What you need to do
Write out all lines holding the word "Output".

Excerpted records
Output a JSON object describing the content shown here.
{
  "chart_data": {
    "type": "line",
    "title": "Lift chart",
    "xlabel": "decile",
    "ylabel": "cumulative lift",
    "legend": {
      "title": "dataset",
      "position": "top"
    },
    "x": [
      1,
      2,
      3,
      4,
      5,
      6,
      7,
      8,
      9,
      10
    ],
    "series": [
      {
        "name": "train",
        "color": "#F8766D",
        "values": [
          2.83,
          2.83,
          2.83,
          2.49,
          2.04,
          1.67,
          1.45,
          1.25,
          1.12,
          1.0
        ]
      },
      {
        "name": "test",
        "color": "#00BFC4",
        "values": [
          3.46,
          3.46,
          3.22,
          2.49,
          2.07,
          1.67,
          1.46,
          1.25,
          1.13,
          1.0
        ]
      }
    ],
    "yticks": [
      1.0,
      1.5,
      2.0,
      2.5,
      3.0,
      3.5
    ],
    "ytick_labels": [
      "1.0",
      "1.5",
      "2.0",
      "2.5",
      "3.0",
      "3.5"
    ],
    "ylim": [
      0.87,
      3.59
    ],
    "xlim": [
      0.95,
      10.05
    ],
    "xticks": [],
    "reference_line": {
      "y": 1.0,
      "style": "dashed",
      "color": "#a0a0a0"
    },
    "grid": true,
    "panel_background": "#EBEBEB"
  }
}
==
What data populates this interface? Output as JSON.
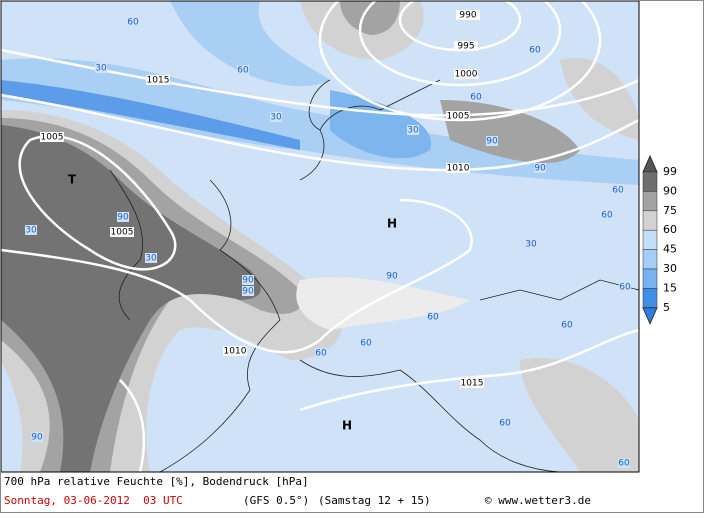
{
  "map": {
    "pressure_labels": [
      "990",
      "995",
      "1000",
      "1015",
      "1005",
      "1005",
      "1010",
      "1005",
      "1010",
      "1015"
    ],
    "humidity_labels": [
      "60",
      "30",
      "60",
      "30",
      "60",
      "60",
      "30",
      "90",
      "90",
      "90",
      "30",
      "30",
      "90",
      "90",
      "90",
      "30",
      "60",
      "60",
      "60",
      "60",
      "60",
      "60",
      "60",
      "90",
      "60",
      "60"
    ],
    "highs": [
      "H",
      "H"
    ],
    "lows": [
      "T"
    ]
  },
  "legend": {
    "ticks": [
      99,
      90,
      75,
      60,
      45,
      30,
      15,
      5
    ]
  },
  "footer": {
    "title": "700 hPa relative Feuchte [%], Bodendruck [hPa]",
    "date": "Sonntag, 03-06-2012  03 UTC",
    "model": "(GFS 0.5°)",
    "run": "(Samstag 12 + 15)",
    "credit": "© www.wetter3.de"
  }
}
---
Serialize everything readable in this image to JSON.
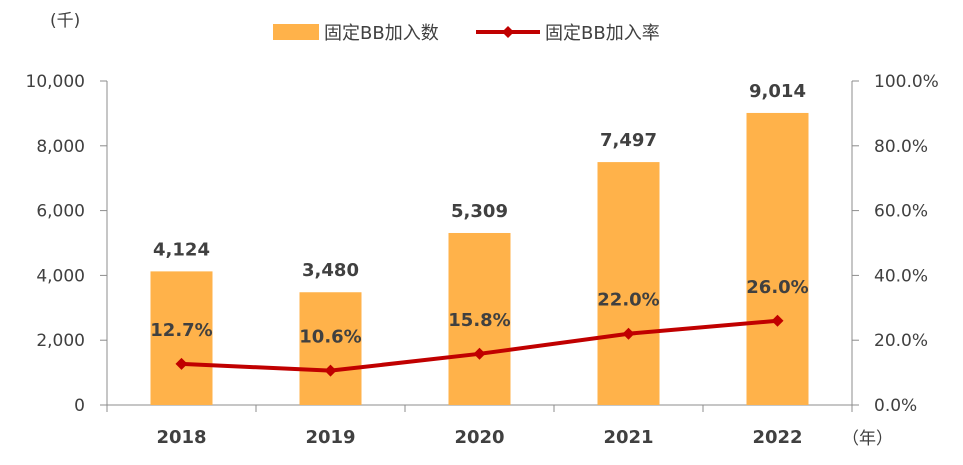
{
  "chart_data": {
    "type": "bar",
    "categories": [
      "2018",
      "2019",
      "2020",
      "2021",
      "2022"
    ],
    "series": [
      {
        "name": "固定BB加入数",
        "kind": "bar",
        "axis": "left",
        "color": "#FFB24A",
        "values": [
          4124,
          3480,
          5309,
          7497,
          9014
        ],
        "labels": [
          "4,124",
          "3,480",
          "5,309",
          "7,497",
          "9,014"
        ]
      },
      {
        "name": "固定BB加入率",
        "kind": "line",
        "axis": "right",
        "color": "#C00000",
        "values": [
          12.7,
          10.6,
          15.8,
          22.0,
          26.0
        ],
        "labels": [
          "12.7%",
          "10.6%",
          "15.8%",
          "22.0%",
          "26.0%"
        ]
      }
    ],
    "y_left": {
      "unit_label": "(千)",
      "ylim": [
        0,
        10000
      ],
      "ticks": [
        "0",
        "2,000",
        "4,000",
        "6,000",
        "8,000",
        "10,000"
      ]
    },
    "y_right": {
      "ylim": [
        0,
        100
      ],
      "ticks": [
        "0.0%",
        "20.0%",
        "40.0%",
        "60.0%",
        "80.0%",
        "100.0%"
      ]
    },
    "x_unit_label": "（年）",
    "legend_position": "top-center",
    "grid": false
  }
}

Task result
Output a JSON object describing the content shown here.
What data populates this interface? Output as JSON.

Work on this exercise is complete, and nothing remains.